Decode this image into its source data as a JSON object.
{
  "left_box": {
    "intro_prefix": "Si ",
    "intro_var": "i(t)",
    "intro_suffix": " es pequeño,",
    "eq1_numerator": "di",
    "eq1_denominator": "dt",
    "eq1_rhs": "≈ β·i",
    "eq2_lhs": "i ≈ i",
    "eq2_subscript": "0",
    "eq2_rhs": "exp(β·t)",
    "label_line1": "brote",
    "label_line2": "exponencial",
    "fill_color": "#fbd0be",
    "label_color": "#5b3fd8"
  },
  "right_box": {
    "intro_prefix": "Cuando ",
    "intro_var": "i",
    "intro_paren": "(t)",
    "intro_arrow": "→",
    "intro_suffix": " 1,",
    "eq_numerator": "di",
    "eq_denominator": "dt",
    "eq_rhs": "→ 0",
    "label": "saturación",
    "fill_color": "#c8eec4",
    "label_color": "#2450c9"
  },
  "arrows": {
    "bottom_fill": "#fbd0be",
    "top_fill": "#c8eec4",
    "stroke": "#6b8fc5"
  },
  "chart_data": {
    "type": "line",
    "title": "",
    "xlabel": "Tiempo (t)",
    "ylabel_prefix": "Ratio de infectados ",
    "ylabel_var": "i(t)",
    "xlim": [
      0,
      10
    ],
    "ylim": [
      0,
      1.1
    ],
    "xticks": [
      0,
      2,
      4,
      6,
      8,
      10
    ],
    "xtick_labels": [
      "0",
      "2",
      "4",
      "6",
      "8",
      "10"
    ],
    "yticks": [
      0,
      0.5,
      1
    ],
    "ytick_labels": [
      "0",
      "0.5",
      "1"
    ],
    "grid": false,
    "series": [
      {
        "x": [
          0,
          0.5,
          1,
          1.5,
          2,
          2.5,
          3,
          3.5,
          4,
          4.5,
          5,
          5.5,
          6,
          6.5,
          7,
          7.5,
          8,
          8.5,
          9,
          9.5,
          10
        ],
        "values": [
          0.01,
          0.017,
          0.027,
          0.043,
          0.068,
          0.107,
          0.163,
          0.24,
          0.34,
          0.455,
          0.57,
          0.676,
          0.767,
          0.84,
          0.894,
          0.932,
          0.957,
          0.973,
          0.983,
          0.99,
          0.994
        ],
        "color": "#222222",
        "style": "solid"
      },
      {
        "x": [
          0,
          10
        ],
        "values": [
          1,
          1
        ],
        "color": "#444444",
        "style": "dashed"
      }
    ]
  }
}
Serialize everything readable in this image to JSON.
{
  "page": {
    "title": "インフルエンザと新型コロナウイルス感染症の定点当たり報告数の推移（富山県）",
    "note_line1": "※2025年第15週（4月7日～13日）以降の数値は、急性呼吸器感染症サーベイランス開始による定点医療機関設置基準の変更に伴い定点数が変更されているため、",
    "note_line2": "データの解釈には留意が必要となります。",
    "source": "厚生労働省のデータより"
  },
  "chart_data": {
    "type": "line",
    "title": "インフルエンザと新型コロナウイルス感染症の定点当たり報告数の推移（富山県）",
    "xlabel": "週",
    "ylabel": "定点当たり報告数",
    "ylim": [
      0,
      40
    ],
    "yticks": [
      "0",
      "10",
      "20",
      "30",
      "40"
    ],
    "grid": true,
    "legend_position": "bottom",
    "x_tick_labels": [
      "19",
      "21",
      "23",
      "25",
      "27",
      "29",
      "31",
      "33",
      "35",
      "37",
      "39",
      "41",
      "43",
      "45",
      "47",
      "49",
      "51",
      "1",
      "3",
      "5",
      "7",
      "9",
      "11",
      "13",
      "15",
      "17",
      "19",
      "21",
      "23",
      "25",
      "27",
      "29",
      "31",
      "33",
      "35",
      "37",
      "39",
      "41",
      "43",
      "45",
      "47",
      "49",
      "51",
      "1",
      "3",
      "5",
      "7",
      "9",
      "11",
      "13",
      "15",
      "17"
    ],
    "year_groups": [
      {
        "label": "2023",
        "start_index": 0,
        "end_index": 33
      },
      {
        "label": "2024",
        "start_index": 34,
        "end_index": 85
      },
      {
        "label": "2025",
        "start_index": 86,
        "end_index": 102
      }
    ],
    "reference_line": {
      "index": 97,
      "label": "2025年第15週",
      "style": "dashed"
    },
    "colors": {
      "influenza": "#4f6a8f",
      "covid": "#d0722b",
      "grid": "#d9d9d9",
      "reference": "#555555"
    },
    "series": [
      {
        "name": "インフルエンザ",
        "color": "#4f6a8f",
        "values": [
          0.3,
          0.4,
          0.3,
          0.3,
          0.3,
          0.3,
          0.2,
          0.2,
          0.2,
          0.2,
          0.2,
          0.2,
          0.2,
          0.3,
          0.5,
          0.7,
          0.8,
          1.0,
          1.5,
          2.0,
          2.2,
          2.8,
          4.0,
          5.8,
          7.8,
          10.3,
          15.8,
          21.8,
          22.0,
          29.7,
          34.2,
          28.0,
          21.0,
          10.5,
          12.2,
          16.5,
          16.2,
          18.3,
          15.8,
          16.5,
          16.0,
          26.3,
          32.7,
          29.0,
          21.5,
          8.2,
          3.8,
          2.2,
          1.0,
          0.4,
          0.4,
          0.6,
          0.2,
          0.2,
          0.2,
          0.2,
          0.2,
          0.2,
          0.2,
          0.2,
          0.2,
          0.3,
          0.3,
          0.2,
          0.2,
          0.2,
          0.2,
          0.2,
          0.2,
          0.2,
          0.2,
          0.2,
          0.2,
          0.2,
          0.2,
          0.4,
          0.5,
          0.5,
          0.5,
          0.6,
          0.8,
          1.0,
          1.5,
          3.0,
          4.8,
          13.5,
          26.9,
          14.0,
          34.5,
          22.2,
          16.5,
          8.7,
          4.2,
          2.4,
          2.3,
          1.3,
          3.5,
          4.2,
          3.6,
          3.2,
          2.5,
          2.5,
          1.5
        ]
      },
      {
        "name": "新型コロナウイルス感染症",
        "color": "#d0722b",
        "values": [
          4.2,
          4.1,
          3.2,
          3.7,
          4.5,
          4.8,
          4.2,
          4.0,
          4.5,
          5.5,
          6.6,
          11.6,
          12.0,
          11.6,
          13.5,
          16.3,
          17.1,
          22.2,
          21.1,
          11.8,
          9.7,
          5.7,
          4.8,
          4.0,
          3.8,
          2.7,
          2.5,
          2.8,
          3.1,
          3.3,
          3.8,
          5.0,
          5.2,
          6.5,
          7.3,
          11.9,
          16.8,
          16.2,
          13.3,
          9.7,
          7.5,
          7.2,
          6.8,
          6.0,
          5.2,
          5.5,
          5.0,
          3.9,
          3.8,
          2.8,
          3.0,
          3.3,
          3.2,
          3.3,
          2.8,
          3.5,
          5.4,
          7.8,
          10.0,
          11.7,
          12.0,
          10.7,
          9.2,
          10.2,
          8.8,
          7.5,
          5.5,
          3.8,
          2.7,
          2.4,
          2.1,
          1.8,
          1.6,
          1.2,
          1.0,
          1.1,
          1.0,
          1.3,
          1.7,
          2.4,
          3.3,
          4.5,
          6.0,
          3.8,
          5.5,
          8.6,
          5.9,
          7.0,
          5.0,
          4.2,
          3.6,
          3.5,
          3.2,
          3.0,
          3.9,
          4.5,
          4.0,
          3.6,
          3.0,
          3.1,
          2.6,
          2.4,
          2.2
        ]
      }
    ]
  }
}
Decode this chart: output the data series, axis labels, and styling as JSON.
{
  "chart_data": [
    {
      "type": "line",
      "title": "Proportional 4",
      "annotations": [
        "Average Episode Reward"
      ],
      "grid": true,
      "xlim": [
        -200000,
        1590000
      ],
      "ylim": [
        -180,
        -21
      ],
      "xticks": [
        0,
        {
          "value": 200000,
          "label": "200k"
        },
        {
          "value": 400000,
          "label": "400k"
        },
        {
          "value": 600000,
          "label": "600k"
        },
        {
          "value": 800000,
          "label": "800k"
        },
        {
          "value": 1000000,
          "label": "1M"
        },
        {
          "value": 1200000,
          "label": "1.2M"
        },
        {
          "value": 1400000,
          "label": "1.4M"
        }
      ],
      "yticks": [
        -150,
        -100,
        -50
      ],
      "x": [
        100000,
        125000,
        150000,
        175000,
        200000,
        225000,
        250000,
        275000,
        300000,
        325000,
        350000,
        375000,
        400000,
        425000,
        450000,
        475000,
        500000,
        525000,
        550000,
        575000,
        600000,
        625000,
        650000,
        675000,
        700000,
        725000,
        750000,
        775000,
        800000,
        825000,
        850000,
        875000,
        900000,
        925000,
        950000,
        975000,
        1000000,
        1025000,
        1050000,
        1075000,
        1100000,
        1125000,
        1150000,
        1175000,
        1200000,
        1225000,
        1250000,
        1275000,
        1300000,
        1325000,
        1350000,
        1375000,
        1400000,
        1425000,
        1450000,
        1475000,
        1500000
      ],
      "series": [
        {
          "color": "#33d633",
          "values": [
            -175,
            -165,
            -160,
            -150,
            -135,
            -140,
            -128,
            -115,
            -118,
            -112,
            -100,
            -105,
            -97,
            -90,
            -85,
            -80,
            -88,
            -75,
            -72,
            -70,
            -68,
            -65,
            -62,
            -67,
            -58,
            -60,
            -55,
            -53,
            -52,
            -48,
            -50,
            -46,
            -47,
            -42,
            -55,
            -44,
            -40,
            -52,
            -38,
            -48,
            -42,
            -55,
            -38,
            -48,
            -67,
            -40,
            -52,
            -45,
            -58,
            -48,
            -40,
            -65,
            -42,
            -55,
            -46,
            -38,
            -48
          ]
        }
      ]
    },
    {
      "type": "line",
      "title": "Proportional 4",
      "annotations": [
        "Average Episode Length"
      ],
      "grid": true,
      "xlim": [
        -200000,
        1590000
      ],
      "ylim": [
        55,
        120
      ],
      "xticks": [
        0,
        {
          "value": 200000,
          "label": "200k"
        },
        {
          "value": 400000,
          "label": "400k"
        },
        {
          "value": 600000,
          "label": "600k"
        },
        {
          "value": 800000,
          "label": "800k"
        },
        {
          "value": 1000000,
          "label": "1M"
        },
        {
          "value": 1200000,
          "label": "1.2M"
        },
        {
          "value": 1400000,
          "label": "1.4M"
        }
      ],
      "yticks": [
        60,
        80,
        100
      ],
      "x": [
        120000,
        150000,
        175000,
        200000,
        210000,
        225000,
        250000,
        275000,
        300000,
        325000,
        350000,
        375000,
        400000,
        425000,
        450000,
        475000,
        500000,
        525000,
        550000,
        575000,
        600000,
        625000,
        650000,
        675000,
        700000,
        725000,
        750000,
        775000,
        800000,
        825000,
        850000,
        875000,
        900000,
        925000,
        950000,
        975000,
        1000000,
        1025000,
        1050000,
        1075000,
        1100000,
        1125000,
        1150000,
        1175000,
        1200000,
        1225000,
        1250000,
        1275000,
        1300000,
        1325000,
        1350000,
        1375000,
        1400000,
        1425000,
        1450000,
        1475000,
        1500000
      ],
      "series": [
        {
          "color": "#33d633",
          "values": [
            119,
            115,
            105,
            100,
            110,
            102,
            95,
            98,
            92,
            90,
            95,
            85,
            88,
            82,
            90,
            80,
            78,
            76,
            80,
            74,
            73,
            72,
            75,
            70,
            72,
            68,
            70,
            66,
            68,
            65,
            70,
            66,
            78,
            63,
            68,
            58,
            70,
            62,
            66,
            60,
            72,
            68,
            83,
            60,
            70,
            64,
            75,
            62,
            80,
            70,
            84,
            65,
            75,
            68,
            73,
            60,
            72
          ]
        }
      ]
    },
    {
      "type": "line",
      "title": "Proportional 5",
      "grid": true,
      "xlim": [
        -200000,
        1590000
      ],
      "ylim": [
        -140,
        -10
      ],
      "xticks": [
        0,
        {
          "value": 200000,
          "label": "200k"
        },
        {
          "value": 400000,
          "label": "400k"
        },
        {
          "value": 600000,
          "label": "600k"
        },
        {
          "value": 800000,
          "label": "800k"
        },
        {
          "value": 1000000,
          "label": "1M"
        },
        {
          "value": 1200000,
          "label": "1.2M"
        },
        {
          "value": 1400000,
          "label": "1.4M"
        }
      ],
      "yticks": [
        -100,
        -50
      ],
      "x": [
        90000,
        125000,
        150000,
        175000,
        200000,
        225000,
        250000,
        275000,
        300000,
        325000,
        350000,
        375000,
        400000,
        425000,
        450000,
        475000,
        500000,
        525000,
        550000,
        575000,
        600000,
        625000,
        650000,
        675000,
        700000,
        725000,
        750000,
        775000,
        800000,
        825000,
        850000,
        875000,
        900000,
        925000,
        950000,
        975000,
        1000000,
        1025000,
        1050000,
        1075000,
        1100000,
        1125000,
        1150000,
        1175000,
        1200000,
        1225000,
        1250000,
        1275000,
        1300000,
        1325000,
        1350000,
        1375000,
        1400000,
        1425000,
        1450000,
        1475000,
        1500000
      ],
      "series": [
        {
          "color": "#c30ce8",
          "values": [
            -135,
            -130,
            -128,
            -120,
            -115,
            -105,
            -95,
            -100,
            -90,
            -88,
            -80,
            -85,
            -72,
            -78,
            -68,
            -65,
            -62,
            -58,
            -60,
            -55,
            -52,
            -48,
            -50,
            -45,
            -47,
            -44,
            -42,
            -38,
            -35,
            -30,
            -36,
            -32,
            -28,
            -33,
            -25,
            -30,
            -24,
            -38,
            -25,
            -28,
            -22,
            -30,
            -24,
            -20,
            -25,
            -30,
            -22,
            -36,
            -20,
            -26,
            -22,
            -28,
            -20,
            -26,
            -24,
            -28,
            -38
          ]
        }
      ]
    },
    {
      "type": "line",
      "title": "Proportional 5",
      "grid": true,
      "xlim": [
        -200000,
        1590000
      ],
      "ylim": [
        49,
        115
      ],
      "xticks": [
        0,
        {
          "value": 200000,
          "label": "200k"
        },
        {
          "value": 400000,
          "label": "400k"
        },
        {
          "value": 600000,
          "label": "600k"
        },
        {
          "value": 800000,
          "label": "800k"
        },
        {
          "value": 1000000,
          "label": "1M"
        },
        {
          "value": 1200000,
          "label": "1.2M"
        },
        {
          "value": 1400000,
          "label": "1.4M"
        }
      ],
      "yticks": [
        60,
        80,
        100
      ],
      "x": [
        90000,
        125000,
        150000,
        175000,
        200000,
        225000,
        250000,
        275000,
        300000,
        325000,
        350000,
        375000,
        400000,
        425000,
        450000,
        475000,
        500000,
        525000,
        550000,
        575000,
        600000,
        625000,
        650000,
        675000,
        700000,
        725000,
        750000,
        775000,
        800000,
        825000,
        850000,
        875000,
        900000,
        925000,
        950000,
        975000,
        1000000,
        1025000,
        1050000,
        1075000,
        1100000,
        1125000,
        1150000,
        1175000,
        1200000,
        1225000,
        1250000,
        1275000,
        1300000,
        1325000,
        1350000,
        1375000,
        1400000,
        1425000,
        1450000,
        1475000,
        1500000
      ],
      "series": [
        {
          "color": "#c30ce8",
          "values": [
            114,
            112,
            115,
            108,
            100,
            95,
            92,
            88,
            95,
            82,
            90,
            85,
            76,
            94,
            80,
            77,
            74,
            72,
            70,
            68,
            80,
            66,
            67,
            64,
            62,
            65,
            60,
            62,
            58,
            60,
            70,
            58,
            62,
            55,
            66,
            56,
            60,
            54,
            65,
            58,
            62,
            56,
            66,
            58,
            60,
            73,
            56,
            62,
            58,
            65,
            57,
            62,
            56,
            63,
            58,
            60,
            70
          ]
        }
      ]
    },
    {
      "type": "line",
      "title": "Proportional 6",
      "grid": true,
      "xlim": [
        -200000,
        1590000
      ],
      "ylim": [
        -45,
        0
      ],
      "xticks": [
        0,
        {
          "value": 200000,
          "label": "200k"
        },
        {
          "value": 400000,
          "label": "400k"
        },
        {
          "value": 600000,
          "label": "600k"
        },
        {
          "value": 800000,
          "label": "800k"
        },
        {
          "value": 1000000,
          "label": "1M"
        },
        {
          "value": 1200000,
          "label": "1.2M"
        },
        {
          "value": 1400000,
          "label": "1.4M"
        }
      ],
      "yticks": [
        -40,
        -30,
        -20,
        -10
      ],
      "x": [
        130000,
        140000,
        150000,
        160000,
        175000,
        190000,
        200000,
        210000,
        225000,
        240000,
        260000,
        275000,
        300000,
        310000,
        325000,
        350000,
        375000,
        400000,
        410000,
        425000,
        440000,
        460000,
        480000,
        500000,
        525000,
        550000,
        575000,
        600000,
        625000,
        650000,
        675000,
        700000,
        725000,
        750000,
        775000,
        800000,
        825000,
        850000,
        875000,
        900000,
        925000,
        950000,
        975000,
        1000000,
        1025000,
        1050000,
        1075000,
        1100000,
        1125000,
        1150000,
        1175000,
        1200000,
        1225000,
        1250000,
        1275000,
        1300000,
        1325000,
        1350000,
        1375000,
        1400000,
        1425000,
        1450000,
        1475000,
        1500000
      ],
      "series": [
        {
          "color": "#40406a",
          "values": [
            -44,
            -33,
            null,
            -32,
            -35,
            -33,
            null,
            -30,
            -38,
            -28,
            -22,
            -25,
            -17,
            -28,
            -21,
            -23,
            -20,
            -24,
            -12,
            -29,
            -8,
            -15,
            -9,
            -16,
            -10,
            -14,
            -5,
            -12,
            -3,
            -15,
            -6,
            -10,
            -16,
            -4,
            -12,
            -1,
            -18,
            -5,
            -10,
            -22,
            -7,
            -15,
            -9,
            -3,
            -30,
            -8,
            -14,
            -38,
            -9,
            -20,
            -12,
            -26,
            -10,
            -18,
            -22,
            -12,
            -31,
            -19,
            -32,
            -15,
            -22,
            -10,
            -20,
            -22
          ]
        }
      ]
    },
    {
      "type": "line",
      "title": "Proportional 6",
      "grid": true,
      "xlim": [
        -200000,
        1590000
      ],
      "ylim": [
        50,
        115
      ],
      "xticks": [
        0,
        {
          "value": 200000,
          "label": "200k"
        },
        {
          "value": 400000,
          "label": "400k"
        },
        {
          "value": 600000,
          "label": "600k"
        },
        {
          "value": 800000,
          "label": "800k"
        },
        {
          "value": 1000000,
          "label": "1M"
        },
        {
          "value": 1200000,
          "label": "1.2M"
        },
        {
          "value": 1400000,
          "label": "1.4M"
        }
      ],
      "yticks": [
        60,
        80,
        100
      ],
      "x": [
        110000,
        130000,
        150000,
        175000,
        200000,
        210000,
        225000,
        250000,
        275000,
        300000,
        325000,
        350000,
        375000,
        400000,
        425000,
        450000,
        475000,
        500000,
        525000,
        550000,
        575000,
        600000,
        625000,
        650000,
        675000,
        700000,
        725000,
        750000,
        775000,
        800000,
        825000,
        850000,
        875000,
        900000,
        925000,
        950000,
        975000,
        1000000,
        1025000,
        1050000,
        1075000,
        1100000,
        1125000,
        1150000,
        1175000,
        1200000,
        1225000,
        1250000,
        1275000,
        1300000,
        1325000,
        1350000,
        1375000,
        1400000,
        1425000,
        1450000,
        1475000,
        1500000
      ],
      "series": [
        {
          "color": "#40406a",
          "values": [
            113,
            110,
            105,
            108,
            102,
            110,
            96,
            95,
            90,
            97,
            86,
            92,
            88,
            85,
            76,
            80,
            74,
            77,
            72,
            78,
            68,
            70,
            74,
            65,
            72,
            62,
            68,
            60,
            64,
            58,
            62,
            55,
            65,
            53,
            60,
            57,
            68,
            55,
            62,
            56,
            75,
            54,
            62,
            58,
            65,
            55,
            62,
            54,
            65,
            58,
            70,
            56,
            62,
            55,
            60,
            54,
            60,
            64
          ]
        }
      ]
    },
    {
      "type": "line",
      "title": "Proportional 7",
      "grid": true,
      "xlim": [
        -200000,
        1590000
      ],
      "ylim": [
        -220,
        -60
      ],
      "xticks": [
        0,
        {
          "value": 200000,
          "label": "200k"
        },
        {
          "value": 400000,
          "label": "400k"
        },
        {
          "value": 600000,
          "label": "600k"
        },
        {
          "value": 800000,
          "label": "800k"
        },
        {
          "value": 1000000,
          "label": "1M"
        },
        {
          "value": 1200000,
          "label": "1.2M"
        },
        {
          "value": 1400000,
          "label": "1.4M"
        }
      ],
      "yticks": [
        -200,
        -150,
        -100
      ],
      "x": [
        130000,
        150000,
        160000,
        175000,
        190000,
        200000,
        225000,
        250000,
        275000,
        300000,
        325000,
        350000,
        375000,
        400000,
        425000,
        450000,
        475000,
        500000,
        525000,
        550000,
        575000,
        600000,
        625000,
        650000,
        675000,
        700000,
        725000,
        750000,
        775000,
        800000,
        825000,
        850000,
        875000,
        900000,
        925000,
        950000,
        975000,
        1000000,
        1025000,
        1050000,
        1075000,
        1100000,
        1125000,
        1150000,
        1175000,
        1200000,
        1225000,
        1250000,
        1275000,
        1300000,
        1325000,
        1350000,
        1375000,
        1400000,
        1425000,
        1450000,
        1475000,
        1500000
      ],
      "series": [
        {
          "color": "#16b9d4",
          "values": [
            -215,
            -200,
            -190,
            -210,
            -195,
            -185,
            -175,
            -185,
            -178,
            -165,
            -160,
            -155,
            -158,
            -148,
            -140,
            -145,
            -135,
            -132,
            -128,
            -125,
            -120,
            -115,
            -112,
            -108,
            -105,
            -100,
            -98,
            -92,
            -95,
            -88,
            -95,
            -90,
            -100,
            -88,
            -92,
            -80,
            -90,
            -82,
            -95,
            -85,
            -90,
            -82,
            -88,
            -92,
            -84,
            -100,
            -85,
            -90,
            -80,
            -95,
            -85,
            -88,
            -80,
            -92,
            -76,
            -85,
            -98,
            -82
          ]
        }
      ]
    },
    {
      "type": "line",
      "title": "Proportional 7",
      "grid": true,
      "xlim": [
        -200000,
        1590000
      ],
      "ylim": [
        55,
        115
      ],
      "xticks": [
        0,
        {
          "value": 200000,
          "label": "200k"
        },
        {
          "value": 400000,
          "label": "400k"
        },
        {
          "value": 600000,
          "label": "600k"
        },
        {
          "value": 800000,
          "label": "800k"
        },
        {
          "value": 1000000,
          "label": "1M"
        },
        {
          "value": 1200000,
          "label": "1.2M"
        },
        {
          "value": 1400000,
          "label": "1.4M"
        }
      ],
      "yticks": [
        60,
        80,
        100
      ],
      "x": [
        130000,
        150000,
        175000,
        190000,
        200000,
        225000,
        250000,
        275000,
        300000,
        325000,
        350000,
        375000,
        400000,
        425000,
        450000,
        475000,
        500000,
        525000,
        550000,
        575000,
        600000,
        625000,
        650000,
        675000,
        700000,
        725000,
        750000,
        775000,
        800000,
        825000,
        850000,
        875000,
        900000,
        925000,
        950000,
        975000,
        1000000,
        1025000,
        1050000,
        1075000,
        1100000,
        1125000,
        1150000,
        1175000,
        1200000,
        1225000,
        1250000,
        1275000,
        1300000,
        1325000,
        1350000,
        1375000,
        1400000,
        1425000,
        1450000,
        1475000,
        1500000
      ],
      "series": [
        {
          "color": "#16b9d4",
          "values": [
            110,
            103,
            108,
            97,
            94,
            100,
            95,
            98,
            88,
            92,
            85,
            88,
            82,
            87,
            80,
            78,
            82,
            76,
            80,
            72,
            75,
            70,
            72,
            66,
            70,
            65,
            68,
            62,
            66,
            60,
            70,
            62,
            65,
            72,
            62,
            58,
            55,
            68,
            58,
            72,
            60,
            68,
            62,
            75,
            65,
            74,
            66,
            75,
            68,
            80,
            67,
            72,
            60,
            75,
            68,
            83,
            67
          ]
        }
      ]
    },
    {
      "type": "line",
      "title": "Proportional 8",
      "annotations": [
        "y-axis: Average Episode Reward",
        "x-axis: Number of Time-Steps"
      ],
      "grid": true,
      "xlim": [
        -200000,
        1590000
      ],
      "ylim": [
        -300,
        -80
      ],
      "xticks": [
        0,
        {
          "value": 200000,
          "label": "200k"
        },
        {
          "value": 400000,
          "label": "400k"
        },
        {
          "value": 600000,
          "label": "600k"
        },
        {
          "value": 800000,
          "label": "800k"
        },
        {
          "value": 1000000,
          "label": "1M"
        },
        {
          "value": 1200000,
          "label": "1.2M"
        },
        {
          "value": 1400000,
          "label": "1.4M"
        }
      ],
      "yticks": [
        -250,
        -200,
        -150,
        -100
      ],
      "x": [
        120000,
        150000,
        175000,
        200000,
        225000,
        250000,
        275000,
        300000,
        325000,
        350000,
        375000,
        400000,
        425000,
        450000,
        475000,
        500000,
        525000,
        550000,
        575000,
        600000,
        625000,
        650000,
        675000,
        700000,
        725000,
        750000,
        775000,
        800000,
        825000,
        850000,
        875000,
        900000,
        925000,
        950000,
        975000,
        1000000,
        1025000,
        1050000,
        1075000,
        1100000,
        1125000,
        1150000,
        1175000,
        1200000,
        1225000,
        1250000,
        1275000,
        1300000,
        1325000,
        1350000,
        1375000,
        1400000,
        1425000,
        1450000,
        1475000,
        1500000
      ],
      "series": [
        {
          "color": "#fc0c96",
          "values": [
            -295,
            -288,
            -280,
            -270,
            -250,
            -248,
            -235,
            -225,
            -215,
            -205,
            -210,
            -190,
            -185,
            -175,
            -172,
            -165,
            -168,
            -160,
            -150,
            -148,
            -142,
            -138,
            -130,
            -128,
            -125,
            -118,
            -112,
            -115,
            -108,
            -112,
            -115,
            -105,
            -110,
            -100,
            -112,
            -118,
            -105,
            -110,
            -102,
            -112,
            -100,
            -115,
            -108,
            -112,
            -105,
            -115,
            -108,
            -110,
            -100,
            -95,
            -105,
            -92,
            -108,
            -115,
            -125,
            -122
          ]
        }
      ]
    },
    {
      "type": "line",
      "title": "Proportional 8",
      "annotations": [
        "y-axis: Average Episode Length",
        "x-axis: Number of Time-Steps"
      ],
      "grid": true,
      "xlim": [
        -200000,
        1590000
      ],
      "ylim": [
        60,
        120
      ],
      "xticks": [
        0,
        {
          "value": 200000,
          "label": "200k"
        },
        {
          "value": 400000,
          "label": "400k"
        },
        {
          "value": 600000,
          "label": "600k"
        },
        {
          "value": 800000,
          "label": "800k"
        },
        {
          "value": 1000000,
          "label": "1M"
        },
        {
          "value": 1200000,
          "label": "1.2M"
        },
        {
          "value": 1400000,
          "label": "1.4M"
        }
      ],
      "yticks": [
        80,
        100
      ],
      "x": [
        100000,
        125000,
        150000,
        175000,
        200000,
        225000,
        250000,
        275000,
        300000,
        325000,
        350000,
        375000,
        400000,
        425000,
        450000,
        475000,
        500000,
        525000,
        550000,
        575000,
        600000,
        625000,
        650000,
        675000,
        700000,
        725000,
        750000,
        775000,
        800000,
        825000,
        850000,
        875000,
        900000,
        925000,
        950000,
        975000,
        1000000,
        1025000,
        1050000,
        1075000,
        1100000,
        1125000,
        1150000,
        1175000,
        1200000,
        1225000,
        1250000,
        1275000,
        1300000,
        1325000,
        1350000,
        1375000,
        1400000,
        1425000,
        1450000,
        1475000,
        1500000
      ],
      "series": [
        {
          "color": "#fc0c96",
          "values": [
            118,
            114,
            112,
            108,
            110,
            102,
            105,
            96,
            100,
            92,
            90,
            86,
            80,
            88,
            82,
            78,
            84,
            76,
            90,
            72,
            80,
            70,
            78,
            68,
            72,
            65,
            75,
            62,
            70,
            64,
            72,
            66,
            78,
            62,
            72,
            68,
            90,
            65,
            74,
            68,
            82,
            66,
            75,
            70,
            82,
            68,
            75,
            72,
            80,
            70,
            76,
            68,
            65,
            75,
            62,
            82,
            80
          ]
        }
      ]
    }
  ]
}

****************************************

WRITTEN INSTRUCTION — Look over the listing. Pull out every line with the string "Length" in it.

EXERCISE SOLUTION —
        "Average Episode Length"
        "y-axis: Average Episode Length",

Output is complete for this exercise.